Entries taken from a collection
====================

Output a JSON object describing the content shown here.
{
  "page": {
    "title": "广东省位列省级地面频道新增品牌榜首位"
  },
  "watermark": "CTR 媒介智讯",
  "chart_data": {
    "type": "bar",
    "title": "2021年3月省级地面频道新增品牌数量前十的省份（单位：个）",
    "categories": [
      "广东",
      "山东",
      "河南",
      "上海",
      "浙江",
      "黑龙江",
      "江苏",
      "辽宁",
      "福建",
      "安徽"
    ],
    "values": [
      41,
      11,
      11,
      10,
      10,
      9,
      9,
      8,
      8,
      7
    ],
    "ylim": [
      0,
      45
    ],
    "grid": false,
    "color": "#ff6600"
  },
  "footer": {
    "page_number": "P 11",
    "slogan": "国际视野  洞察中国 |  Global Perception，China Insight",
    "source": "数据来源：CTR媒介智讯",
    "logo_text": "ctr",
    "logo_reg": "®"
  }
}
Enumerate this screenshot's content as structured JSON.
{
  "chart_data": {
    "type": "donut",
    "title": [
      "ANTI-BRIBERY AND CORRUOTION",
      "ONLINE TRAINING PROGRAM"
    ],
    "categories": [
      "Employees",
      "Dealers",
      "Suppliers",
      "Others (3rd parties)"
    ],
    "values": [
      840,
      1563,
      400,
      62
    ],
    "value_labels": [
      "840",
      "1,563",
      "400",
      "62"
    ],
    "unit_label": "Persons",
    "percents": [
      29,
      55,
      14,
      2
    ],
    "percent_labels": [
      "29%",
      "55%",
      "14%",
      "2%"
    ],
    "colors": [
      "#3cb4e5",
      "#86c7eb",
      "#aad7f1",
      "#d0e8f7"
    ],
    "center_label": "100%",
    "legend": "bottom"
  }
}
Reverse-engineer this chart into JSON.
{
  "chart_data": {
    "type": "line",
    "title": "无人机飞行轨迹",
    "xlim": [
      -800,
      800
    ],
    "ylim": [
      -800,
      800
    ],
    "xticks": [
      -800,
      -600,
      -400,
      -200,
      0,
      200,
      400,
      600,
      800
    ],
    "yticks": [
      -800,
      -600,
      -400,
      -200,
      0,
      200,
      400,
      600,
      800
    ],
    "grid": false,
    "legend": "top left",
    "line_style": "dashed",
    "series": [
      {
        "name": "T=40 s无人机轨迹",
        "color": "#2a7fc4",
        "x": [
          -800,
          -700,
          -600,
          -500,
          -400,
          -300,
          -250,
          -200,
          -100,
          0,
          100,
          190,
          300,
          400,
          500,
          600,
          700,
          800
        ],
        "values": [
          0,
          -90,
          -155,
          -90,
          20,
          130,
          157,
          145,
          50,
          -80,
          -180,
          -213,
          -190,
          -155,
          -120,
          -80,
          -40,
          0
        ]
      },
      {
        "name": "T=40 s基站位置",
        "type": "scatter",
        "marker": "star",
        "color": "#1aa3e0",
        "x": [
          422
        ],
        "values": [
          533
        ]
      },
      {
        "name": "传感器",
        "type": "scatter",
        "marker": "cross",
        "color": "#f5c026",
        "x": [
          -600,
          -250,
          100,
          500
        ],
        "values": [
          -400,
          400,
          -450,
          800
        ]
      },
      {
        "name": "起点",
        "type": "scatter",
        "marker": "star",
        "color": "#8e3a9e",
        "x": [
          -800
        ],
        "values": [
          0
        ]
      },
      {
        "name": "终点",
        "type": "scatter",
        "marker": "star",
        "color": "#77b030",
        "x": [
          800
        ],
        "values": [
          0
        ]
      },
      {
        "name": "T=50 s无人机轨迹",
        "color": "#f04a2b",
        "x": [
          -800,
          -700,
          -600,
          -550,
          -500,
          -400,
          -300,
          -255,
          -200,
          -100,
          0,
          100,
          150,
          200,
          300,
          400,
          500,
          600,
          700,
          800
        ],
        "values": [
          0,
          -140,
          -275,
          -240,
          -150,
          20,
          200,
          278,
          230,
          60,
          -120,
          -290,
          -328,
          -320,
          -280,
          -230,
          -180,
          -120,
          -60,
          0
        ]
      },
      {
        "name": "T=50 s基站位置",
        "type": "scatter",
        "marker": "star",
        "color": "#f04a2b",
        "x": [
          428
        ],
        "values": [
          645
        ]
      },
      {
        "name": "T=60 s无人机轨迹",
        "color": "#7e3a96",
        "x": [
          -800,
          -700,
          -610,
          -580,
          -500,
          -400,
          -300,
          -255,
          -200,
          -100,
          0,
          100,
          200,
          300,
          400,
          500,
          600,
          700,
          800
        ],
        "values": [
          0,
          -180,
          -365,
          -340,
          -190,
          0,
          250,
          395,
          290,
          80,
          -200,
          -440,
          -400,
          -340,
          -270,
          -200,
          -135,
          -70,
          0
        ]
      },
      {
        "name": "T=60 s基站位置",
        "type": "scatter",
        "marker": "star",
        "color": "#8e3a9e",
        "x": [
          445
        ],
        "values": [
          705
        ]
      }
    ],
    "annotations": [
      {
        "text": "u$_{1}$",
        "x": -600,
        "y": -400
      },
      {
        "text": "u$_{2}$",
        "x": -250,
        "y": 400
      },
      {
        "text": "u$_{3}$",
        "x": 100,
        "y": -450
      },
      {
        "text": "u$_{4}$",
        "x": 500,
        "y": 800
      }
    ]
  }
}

====================

Task to carry out =
Look through the data above. Each line containing the word "this" needs to be copied.

Worked answer =
Enumerate this screenshot's content as structured JSON.
Reverse-engineer this chart into JSON.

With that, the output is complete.